=== WORK TO BE COMPLETED ===
Only the lines from the one containing "What text is on this page?" through the end of the material are to be echoed, each exactly as it appears.

— BEGIN MATERIAL —

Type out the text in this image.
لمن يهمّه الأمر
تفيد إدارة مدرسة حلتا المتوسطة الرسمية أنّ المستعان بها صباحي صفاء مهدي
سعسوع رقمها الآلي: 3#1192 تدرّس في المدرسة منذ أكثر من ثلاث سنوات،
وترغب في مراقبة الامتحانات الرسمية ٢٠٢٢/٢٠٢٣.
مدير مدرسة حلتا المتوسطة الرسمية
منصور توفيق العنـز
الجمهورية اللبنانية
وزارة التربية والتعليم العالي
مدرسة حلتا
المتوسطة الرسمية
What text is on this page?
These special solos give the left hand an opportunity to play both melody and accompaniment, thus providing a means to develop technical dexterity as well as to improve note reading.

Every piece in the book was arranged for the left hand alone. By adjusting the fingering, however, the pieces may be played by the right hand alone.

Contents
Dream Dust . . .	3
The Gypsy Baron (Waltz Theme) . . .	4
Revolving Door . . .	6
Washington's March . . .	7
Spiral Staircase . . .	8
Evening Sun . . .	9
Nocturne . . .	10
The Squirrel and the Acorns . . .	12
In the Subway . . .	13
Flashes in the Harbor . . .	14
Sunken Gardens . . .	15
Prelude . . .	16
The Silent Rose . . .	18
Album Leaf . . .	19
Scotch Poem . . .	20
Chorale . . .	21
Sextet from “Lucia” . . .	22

— END MATERIAL —

=== IN RESPONSE ===
What text is on this page?
These special solos give the left hand an opportunity to play both melody and accompaniment, thus providing a means to develop technical dexterity as well as to improve note reading.

Every piece in the book was arranged for the left hand alone. By adjusting the fingering, however, the pieces may be played by the right hand alone.

Contents
Dream Dust . . .	3
The Gypsy Baron (Waltz Theme) . . .	4
Revolving Door . . .	6
Washington's March . . .	7
Spiral Staircase . . .	8
Evening Sun . . .	9
Nocturne . . .	10
The Squirrel and the Acorns . . .	12
In the Subway . . .	13
Flashes in the Harbor . . .	14
Sunken Gardens . . .	15
Prelude . . .	16
The Silent Rose . . .	18
Album Leaf . . .	19
Scotch Poem . . .	20
Chorale . . .	21
Sextet from “Lucia” . . .	22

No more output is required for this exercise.